Prompt ▸ Filter the data below for the string "Themescaliber" and copy each matching line.

Records from a dataset ▸

--- Start ---

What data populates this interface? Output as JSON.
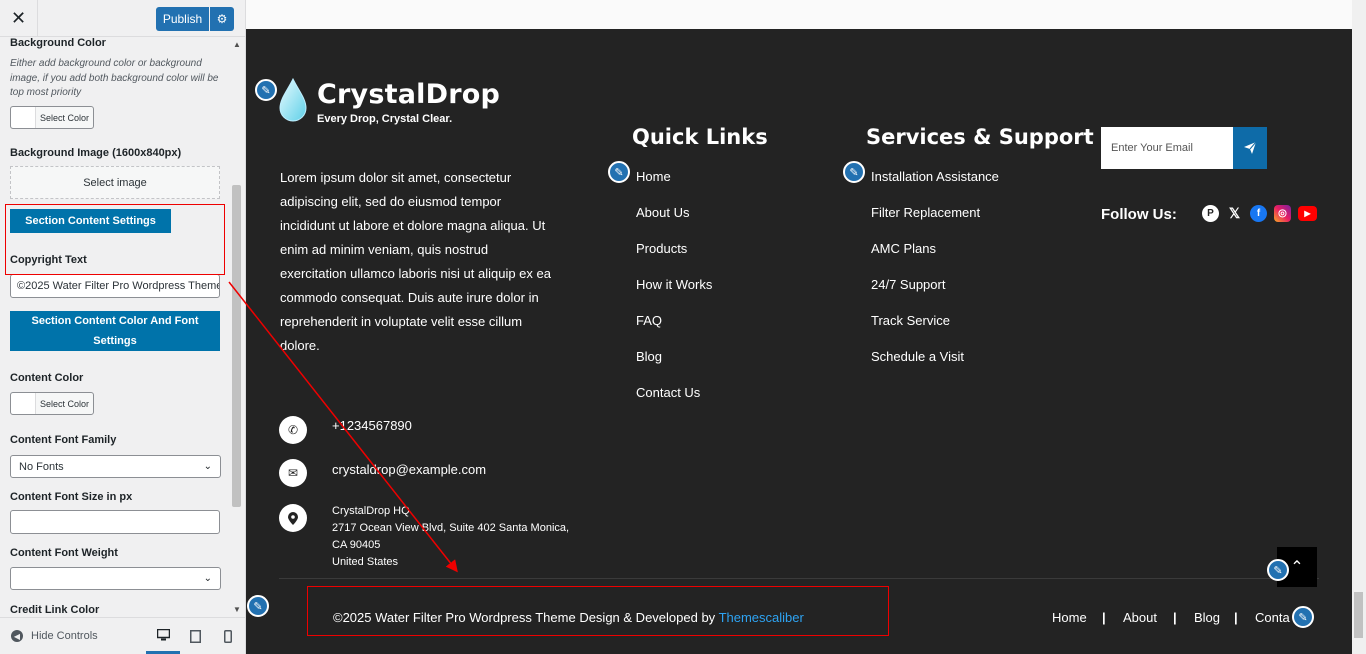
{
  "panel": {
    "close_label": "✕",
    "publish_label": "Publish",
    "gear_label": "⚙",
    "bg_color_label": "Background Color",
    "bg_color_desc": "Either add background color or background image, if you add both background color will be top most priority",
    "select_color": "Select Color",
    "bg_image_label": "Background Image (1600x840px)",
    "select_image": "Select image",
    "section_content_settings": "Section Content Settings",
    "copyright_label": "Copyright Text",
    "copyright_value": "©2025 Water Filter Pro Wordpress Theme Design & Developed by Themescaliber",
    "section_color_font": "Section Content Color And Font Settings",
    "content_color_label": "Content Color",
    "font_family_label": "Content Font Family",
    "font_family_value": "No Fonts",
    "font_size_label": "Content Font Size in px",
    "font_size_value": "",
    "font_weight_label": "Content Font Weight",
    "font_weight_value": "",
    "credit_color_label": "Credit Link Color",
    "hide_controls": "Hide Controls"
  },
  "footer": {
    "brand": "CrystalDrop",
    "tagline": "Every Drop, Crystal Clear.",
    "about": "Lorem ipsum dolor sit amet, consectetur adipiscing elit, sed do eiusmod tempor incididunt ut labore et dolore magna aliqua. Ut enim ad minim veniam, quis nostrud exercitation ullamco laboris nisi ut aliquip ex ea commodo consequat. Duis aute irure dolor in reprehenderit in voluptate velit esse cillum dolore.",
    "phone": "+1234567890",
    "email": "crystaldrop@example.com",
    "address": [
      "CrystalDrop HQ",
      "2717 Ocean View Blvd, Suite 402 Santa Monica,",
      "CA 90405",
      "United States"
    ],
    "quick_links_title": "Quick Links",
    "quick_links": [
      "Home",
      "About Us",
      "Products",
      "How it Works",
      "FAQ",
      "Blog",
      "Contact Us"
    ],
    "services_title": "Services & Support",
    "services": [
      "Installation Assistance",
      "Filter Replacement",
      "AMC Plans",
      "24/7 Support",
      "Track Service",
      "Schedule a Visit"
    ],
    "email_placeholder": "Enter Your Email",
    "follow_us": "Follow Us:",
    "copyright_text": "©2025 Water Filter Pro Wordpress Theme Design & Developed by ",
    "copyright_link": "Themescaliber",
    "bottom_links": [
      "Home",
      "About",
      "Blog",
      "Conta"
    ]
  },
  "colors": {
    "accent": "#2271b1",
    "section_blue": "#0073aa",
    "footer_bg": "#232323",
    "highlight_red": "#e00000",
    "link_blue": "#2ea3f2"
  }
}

--- End ---

Solution for this task ▸
    "copyright_value": "©2025 Water Filter Pro Wordpress Theme Design & Developed by Themescaliber",
    "copyright_link": "Themescaliber",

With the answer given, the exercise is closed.